■ **THINGS TO DO**
1. Retype the passage in the comment thread on homemade clusters from "You should put" up to and including "someone else's cluster.".
2. Pick out every line of the entries that holds the string "ملحم", with case counting.

■ **TEXT EXTRACT**
** START **
26 of 160 comments (clear)

  1. Imagine by BumbaCLot · · Score: 5, Funny

    A beowulf cluster of these! FP

    1. Re:Imagine by Ogi_UnixNut · · Score: 5, Interesting

      Yeah, except back in the 2000's people would be thinking it is a cool idea, and would be at least 4 other people who have recently done it and can give tips.

      Now it is just people saying "Meh, throw it away and buy newer more powerful boxes". True, and the rational choice, but still rather bland...

      I remember when nerds here were willing to do all kinds of crazy things, even if they were not a good long term solution. Maybe we all just grew old and crotchety or something :P

      (Spoken as someone who had a lot of fun building an openmosix cluster from old AMD 1.2GHz machines my uni threw out.)

    2. Re:Imagine by CanHasDIY · · Score: 4, Insightful

      You should put the money towards modern 1U nodes rather than a bunch of low volume and high cost chassis parts to try to assemble your frankenrack of used equipment.

      Methinks you've missed the key purpose of using old equipment one already owns...

      --
      An enigma, wrapped in a riddle, shrouded in bacon and cheese
  2. Don't do it by damn_registrars · · Score: 4, Insightful

    Seriously, it isn't worth your effort - especially if you want something reliable. People who set out to make homemade clusters find out the hard way about design issues that reduce the life expectancy of their cluster. There are professionals who can build you a proper cluster for not a lot of money if you really want your own, or even better you can rent time on someone else's cluster.
** END **
■ **THE INPUT**
** START **
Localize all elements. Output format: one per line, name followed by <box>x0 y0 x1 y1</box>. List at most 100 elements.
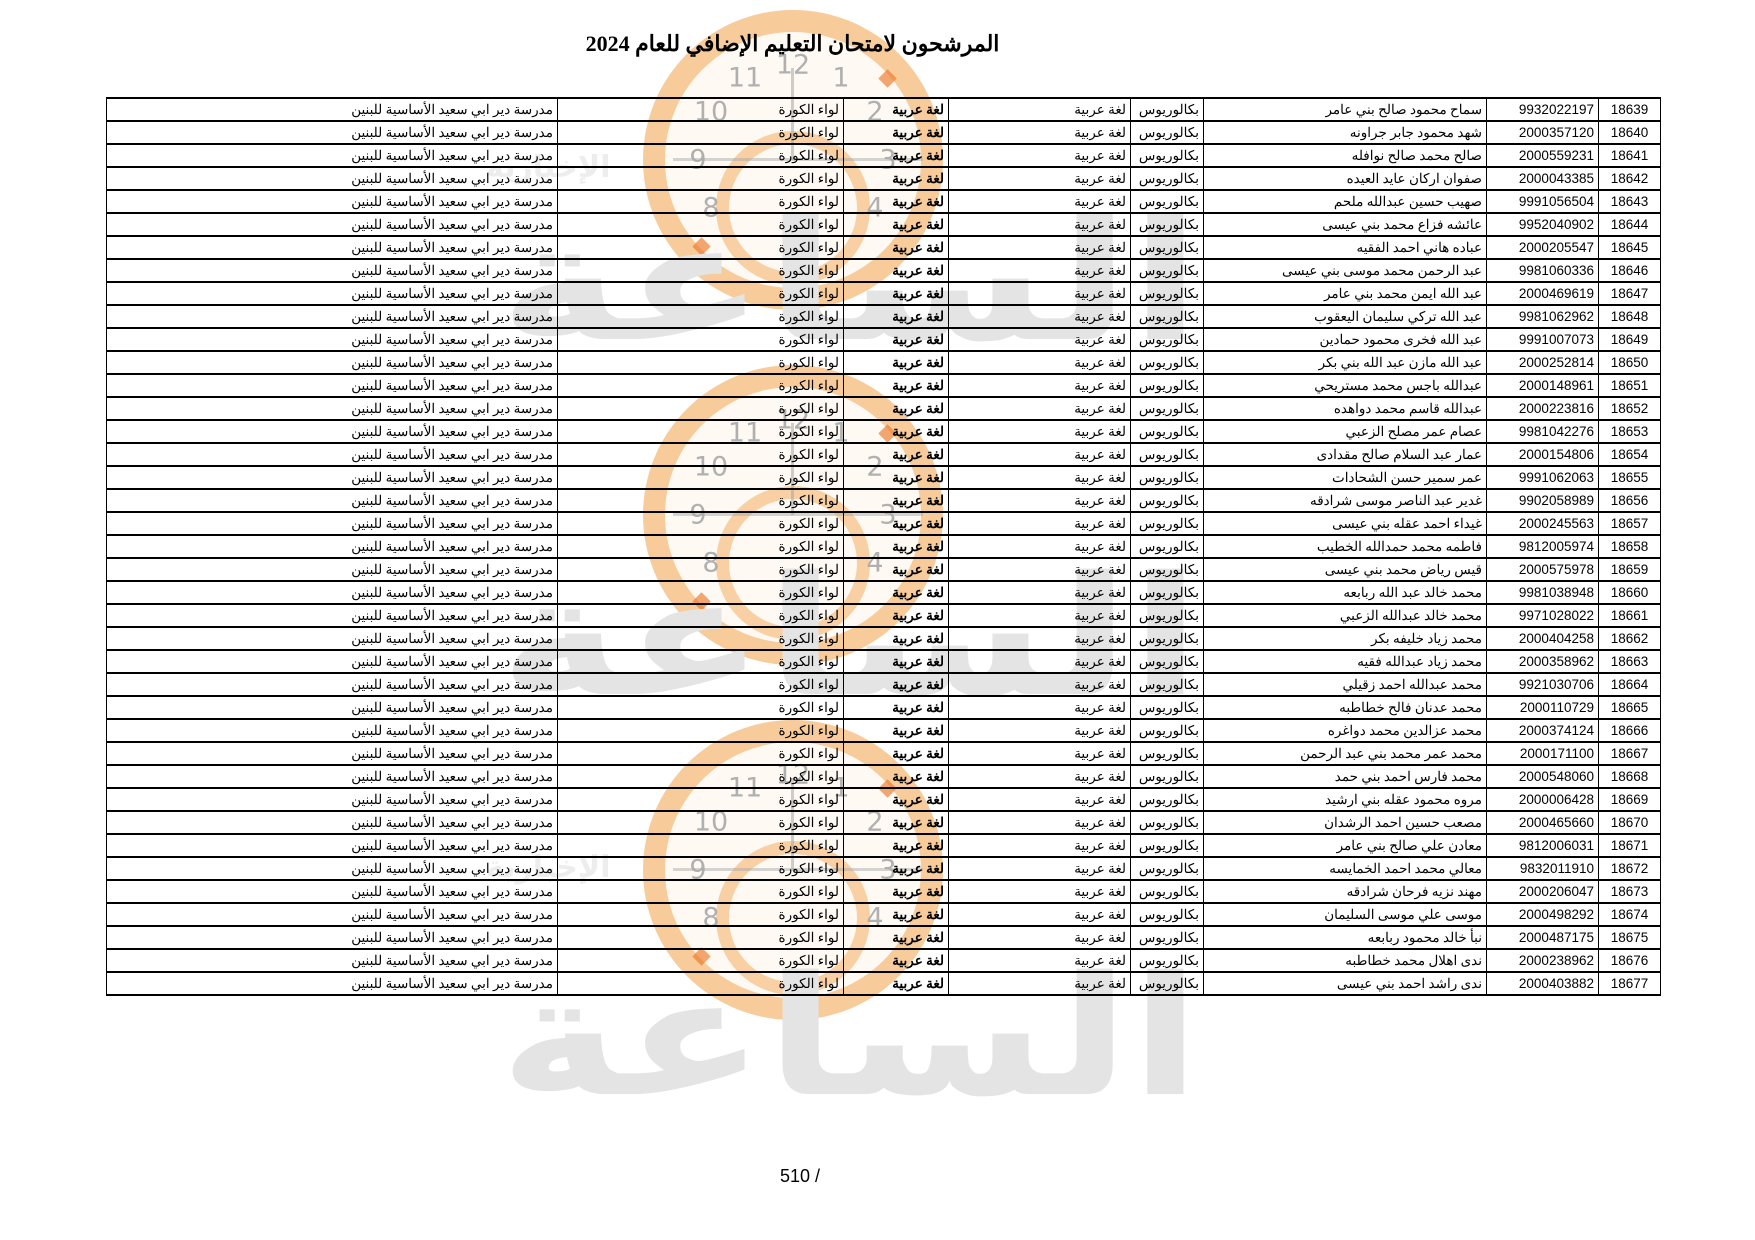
school-cell: مدرسة دير ابي سعيد الأساسية للبنين <box>106 741 558 766</box>
candidate-row: 18650 2000252814 عبد الله مازن عبد الله … <box>106 350 1661 375</box>
degree-cell: بكالوريوس <box>1130 787 1204 812</box>
serial-number-cell: 18642 <box>1598 166 1661 191</box>
degree-cell: بكالوريوس <box>1130 971 1204 996</box>
exam-subject-cell: لغة عربية <box>843 419 949 444</box>
candidate-row: 18673 2000206047 مهند نزيه فرحان شرادقه … <box>106 879 1661 904</box>
degree-cell: بكالوريوس <box>1130 120 1204 145</box>
exam-subject-cell: لغة عربية <box>843 212 949 237</box>
candidate-row: 18655 9991062063 عمر سمير حسن الشحادات ب… <box>106 465 1661 490</box>
exam-subject-cell: لغة عربية <box>843 603 949 628</box>
school-cell: مدرسة دير ابي سعيد الأساسية للبنين <box>106 373 558 398</box>
clock-numeral: 12 <box>775 49 811 81</box>
school-cell: مدرسة دير ابي سعيد الأساسية للبنين <box>106 971 558 996</box>
candidate-row: 18643 9991056504 صهيب حسين عبدالله ملحم … <box>106 189 1661 214</box>
national-id-cell: 2000238962 <box>1486 948 1599 973</box>
serial-number-cell: 18640 <box>1598 120 1661 145</box>
candidate-row: 18641 2000559231 صالح محمد صالح نوافله ب… <box>106 143 1661 168</box>
directorate-cell: لواء الكورة <box>557 235 844 260</box>
school-cell: مدرسة دير ابي سعيد الأساسية للبنين <box>106 695 558 720</box>
national-id-cell: 2000358962 <box>1486 649 1599 674</box>
degree-cell: بكالوريوس <box>1130 649 1204 674</box>
school-cell: مدرسة دير ابي سعيد الأساسية للبنين <box>106 350 558 375</box>
candidate-name-cell: محمد خالد عبدالله الزعبي <box>1203 603 1487 628</box>
candidate-row: 18674 2000498292 موسى علي موسى السليمان … <box>106 902 1661 927</box>
degree-cell: بكالوريوس <box>1130 235 1204 260</box>
specialization-cell: لغة عربية <box>948 189 1131 214</box>
candidate-row: 18667 2000171100 محمد عمر محمد بني عبد ا… <box>106 741 1661 766</box>
exam-subject-cell: لغة عربية <box>843 97 949 122</box>
candidate-row: 18663 2000358962 محمد زياد عبدالله فقيه … <box>106 649 1661 674</box>
directorate-cell: لواء الكورة <box>557 856 844 881</box>
candidate-name-cell: عبدالله قاسم محمد دواهده <box>1203 396 1487 421</box>
candidate-name-cell: محمد عزالدين محمد دواغره <box>1203 718 1487 743</box>
national-id-cell: 2000148961 <box>1486 373 1599 398</box>
national-id-cell: 2000223816 <box>1486 396 1599 421</box>
degree-cell: بكالوريوس <box>1130 925 1204 950</box>
serial-number-cell: 18644 <box>1598 212 1661 237</box>
serial-number-cell: 18673 <box>1598 879 1661 904</box>
page-title: المرشحون لامتحان التعليم الإضافي للعام 2… <box>585 31 1000 56</box>
candidate-name-cell: صهيب حسين عبدالله ملحم <box>1203 189 1487 214</box>
specialization-cell: لغة عربية <box>948 649 1131 674</box>
degree-cell: بكالوريوس <box>1130 534 1204 559</box>
degree-cell: بكالوريوس <box>1130 465 1204 490</box>
degree-cell: بكالوريوس <box>1130 603 1204 628</box>
degree-cell: بكالوريوس <box>1130 373 1204 398</box>
school-cell: مدرسة دير ابي سعيد الأساسية للبنين <box>106 97 558 122</box>
serial-number-cell: 18641 <box>1598 143 1661 168</box>
serial-number-cell: 18660 <box>1598 580 1661 605</box>
school-cell: مدرسة دير ابي سعيد الأساسية للبنين <box>106 258 558 283</box>
candidate-name-cell: عبد الله تركي سليمان اليعقوب <box>1203 304 1487 329</box>
national-id-cell: 2000465660 <box>1486 810 1599 835</box>
candidate-row: 18640 2000357120 شهد محمود جابر جراونه ب… <box>106 120 1661 145</box>
national-id-cell: 9812005974 <box>1486 534 1599 559</box>
national-id-cell: 2000575978 <box>1486 557 1599 582</box>
candidate-name-cell: عمار عبد السلام صالح مقدادى <box>1203 442 1487 467</box>
directorate-cell: لواء الكورة <box>557 212 844 237</box>
school-cell: مدرسة دير ابي سعيد الأساسية للبنين <box>106 143 558 168</box>
candidate-name-cell: ندى راشد احمد بني عيسى <box>1203 971 1487 996</box>
school-cell: مدرسة دير ابي سعيد الأساسية للبنين <box>106 534 558 559</box>
school-cell: مدرسة دير ابي سعيد الأساسية للبنين <box>106 856 558 881</box>
national-id-cell: 9921030706 <box>1486 672 1599 697</box>
directorate-cell: لواء الكورة <box>557 764 844 789</box>
degree-cell: بكالوريوس <box>1130 718 1204 743</box>
serial-number-cell: 18645 <box>1598 235 1661 260</box>
candidate-name-cell: مصعب حسين احمد الرشدان <box>1203 810 1487 835</box>
degree-cell: بكالوريوس <box>1130 672 1204 697</box>
school-cell: مدرسة دير ابي سعيد الأساسية للبنين <box>106 281 558 306</box>
candidate-row: 18649 9991007073 عبد الله فخرى محمود حما… <box>106 327 1661 352</box>
school-cell: مدرسة دير ابي سعيد الأساسية للبنين <box>106 212 558 237</box>
candidate-name-cell: قيس رياض محمد بني عيسى <box>1203 557 1487 582</box>
exam-subject-cell: لغة عربية <box>843 718 949 743</box>
exam-subject-cell: لغة عربية <box>843 166 949 191</box>
degree-cell: بكالوريوس <box>1130 764 1204 789</box>
candidate-row: 18671 9812006031 معادن علي صالح بني عامر… <box>106 833 1661 858</box>
directorate-cell: لواء الكورة <box>557 189 844 214</box>
specialization-cell: لغة عربية <box>948 925 1131 950</box>
candidate-row: 18659 2000575978 قيس رياض محمد بني عيسى … <box>106 557 1661 582</box>
directorate-cell: لواء الكورة <box>557 120 844 145</box>
candidate-name-cell: صالح محمد صالح نوافله <box>1203 143 1487 168</box>
national-id-cell: 9832011910 <box>1486 856 1599 881</box>
national-id-cell: 9902058989 <box>1486 488 1599 513</box>
specialization-cell: لغة عربية <box>948 327 1131 352</box>
candidate-row: 18648 9981062962 عبد الله تركي سليمان ال… <box>106 304 1661 329</box>
specialization-cell: لغة عربية <box>948 97 1131 122</box>
candidate-row: 18653 9981042276 عصام عمر مصلح الزعبي بك… <box>106 419 1661 444</box>
exam-subject-cell: لغة عربية <box>843 511 949 536</box>
candidate-name-cell: عبد الله فخرى محمود حمادين <box>1203 327 1487 352</box>
specialization-cell: لغة عربية <box>948 948 1131 973</box>
degree-cell: بكالوريوس <box>1130 396 1204 421</box>
candidate-name-cell: محمد عمر محمد بني عبد الرحمن <box>1203 741 1487 766</box>
candidate-name-cell: محمد عبدالله احمد زقيلي <box>1203 672 1487 697</box>
candidate-row: 18652 2000223816 عبدالله قاسم محمد دواهد… <box>106 396 1661 421</box>
degree-cell: بكالوريوس <box>1130 327 1204 352</box>
specialization-cell: لغة عربية <box>948 787 1131 812</box>
specialization-cell: لغة عربية <box>948 764 1131 789</box>
directorate-cell: لواء الكورة <box>557 304 844 329</box>
clock-numeral: 1 <box>832 62 850 94</box>
national-id-cell: 2000487175 <box>1486 925 1599 950</box>
directorate-cell: لواء الكورة <box>557 603 844 628</box>
school-cell: مدرسة دير ابي سعيد الأساسية للبنين <box>106 488 558 513</box>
** END **
■ **THE RESULTS**
1.
You should put the money towards modern 1U nodes rather than a bunch of low volume and high cost chassis parts to try to assemble your frankenrack of used equipment.

      Methinks you've missed the key purpose of using old equipment one already owns...

      --
      An enigma, wrapped in a riddle, shrouded in bacon and cheese
  2. Don't do it by damn_registrars · · Score: 4, Insightful

    Seriously, it isn't worth your effort - especially if you want something reliable. People who set out to make homemade clusters find out the hard way about design issues that reduce the life expectancy of their cluster. There are professionals who can build you a proper cluster for not a lot of money if you really want your own, or even better you can rent time on someone else's cluster.

2.
candidate-row: 18643 9991056504 صهيب حسين عبدالله ملحم … <box>106 189 1661 214</box>
candidate-name-cell: صهيب حسين عبدالله ملحم <box>1203 189 1487 214</box>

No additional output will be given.